*Material supplied*
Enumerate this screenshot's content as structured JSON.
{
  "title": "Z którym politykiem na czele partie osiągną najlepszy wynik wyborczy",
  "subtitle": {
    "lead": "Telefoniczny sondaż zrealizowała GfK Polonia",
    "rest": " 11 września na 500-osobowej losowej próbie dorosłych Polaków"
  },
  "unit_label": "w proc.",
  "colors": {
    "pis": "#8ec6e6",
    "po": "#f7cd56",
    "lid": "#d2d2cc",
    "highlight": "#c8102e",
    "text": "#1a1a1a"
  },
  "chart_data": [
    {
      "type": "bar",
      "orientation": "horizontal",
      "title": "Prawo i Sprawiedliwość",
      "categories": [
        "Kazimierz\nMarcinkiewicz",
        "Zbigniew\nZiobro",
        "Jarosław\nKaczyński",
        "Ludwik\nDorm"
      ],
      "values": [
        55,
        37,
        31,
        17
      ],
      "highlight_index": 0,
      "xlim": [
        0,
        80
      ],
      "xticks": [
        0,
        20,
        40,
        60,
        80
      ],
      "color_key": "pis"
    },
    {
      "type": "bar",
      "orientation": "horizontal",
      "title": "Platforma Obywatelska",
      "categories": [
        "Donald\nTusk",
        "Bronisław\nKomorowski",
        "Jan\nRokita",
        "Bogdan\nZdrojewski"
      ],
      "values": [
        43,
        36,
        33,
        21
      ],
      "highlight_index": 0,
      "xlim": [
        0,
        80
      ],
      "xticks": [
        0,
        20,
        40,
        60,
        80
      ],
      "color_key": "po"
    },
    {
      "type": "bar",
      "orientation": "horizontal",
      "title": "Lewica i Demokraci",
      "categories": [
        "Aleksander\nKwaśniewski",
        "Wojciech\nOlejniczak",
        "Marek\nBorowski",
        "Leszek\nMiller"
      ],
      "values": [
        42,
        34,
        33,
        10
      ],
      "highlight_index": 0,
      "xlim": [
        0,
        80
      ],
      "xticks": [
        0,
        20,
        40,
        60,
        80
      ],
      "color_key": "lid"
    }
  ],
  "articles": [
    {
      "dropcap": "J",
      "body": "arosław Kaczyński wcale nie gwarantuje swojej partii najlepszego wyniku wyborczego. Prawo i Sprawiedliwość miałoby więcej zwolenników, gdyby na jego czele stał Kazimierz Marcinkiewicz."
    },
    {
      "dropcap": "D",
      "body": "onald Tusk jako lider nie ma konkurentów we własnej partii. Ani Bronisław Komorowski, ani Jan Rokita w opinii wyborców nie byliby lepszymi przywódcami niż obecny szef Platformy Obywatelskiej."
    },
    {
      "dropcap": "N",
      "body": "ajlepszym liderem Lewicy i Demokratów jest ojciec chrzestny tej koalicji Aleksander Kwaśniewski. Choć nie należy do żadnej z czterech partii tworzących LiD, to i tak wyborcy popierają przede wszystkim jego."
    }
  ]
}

*Aim*
Write out every entry again exactly, please, with nothing missing.

*Task solution*
Enumerate this screenshot's content as structured JSON.
{
  "title": "Z którym politykiem na czele partie osiągną najlepszy wynik wyborczy",
  "subtitle": {
    "lead": "Telefoniczny sondaż zrealizowała GfK Polonia",
    "rest": " 11 września na 500-osobowej losowej próbie dorosłych Polaków"
  },
  "unit_label": "w proc.",
  "colors": {
    "pis": "#8ec6e6",
    "po": "#f7cd56",
    "lid": "#d2d2cc",
    "highlight": "#c8102e",
    "text": "#1a1a1a"
  },
  "chart_data": [
    {
      "type": "bar",
      "orientation": "horizontal",
      "title": "Prawo i Sprawiedliwość",
      "categories": [
        "Kazimierz\nMarcinkiewicz",
        "Zbigniew\nZiobro",
        "Jarosław\nKaczyński",
        "Ludwik\nDorm"
      ],
      "values": [
        55,
        37,
        31,
        17
      ],
      "highlight_index": 0,
      "xlim": [
        0,
        80
      ],
      "xticks": [
        0,
        20,
        40,
        60,
        80
      ],
      "color_key": "pis"
    },
    {
      "type": "bar",
      "orientation": "horizontal",
      "title": "Platforma Obywatelska",
      "categories": [
        "Donald\nTusk",
        "Bronisław\nKomorowski",
        "Jan\nRokita",
        "Bogdan\nZdrojewski"
      ],
      "values": [
        43,
        36,
        33,
        21
      ],
      "highlight_index": 0,
      "xlim": [
        0,
        80
      ],
      "xticks": [
        0,
        20,
        40,
        60,
        80
      ],
      "color_key": "po"
    },
    {
      "type": "bar",
      "orientation": "horizontal",
      "title": "Lewica i Demokraci",
      "categories": [
        "Aleksander\nKwaśniewski",
        "Wojciech\nOlejniczak",
        "Marek\nBorowski",
        "Leszek\nMiller"
      ],
      "values": [
        42,
        34,
        33,
        10
      ],
      "highlight_index": 0,
      "xlim": [
        0,
        80
      ],
      "xticks": [
        0,
        20,
        40,
        60,
        80
      ],
      "color_key": "lid"
    }
  ],
  "articles": [
    {
      "dropcap": "J",
      "body": "arosław Kaczyński wcale nie gwarantuje swojej partii najlepszego wyniku wyborczego. Prawo i Sprawiedliwość miałoby więcej zwolenników, gdyby na jego czele stał Kazimierz Marcinkiewicz."
    },
    {
      "dropcap": "D",
      "body": "onald Tusk jako lider nie ma konkurentów we własnej partii. Ani Bronisław Komorowski, ani Jan Rokita w opinii wyborców nie byliby lepszymi przywódcami niż obecny szef Platformy Obywatelskiej."
    },
    {
      "dropcap": "N",
      "body": "ajlepszym liderem Lewicy i Demokratów jest ojciec chrzestny tej koalicji Aleksander Kwaśniewski. Choć nie należy do żadnej z czterech partii tworzących LiD, to i tak wyborcy popierają przede wszystkim jego."
    }
  ]
}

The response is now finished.